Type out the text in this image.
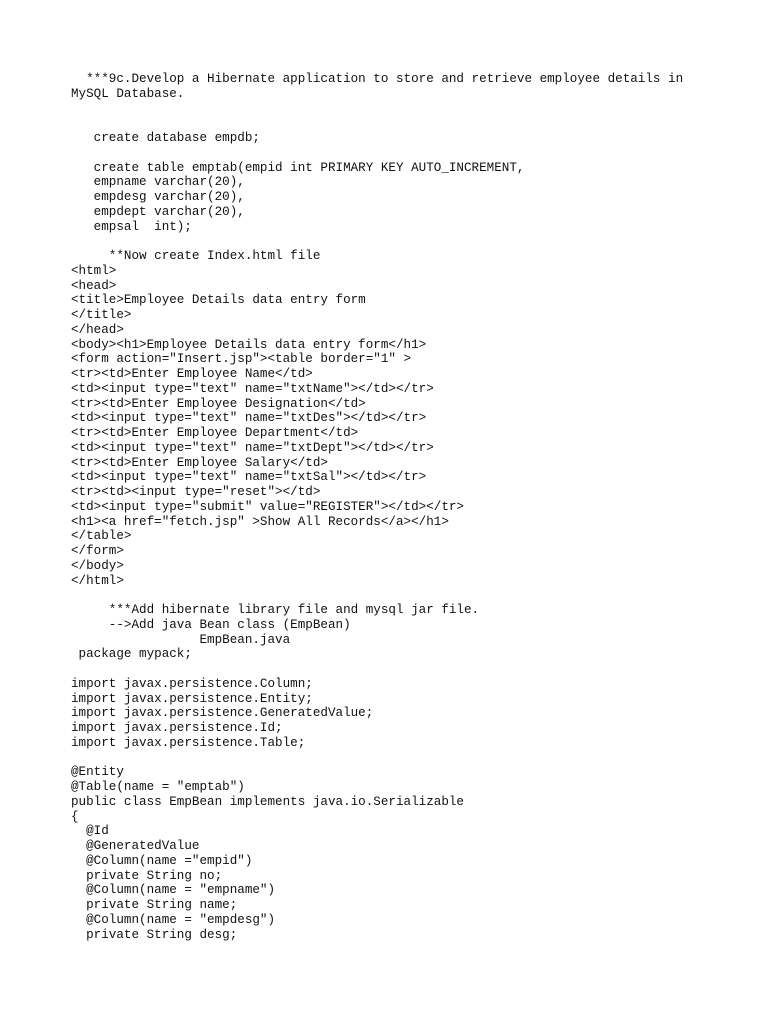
***9c.Develop a Hibernate application to store and retrieve employee details in
MySQL Database.

create database empdb;

create table emptab(empid int PRIMARY KEY AUTO_INCREMENT,
empname varchar(20),
empdesg varchar(20),
empdept varchar(20),
empsal  int);

**Now create Index.html file
<html>
<head>
<title>Employee Details data entry form
</title>
</head>
<body><h1>Employee Details data entry form</h1>
<form action="Insert.jsp"><table border="1" >
<tr><td>Enter Employee Name</td>
<td><input type="text" name="txtName"></td></tr>
<tr><td>Enter Employee Designation</td>
<td><input type="text" name="txtDes"></td></tr>
<tr><td>Enter Employee Department</td>
<td><input type="text" name="txtDept"></td></tr>
<tr><td>Enter Employee Salary</td>
<td><input type="text" name="txtSal"></td></tr>
<tr><td><input type="reset"></td>
<td><input type="submit" value="REGISTER"></td></tr>
<h1><a href="fetch.jsp" >Show All Records</a></h1>
</table>
</form>
</body>
</html>

***Add hibernate library file and mysql jar file.
-->Add java Bean class (EmpBean)
EmpBean.java
package mypack;

import javax.persistence.Column;
import javax.persistence.Entity;
import javax.persistence.GeneratedValue;
import javax.persistence.Id;
import javax.persistence.Table;

@Entity
@Table(name = "emptab")
public class EmpBean implements java.io.Serializable
{
@Id
@GeneratedValue
@Column(name ="empid")
private String no;
@Column(name = "empname")
private String name;
@Column(name = "empdesg")
private String desg;
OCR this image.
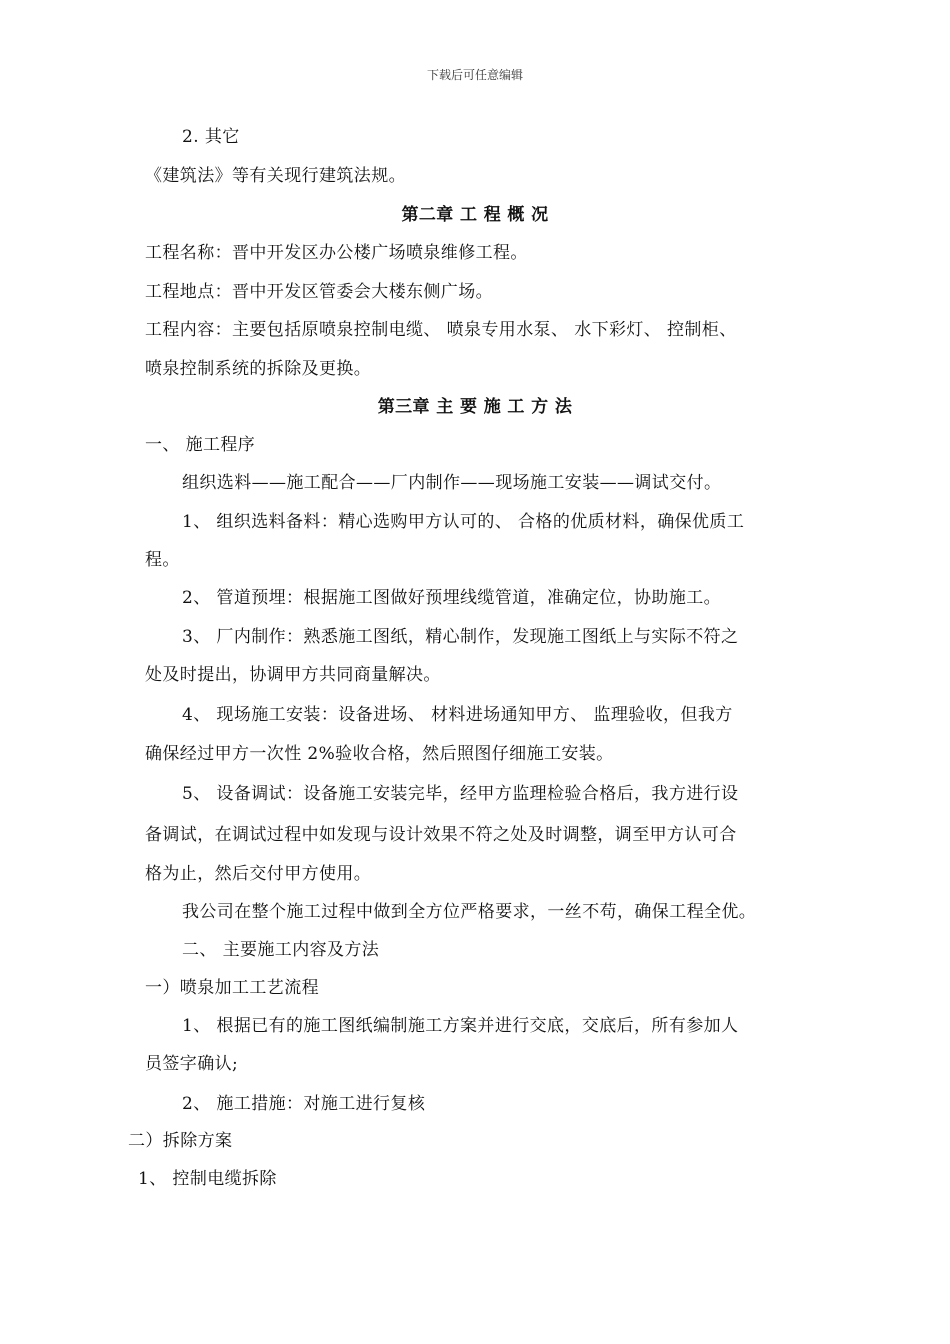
下载后可任意编辑
2. 其它
《建筑法》等有关现行建筑法规。
第二章 工 程 概 况
工程名称：晋中开发区办公楼广场喷泉维修工程。
工程地点：晋中开发区管委会大楼东侧广场。
工程内容：主要包括原喷泉控制电缆、 喷泉专用水泵、 水下彩灯、 控制柜、
喷泉控制系统的拆除及更换。
第三章 主 要 施 工 方 法
一、 施工程序
组织选料——施工配合——厂内制作——现场施工安装——调试交付。
1、 组织选料备料：精心选购甲方认可的、 合格的优质材料，确保优质工
程。
2、 管道预埋：根据施工图做好预埋线缆管道，准确定位，协助施工。
3、 厂内制作：熟悉施工图纸，精心制作，发现施工图纸上与实际不符之
处及时提出，协调甲方共同商量解决。
4、 现场施工安装：设备进场、 材料进场通知甲方、 监理验收，但我方
确保经过甲方一次性 2%验收合格，然后照图仔细施工安装。
5、 设备调试：设备施工安装完毕，经甲方监理检验合格后，我方进行设
备调试，在调试过程中如发现与设计效果不符之处及时调整，调至甲方认可合
格为止，然后交付甲方使用。
我公司在整个施工过程中做到全方位严格要求，一丝不苟，确保工程全优。
二、 主要施工内容及方法
一）喷泉加工工艺流程
1、 根据已有的施工图纸编制施工方案并进行交底，交底后，所有参加人
员签字确认;
2、 施工措施：对施工进行复核
二）拆除方案
1、 控制电缆拆除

§

DIRECTIONS FOR THIS TASK
Whichever lines contain the string "input", select and copy them.

RESULT BELOW
<td><input type="text" name="txtName"></td></tr>
<td><input type="text" name="txtDes"></td></tr>
<td><input type="text" name="txtDept"></td></tr>
<td><input type="text" name="txtSal"></td></tr>
<tr><td><input type="reset"></td>
<td><input type="submit" value="REGISTER"></td></tr>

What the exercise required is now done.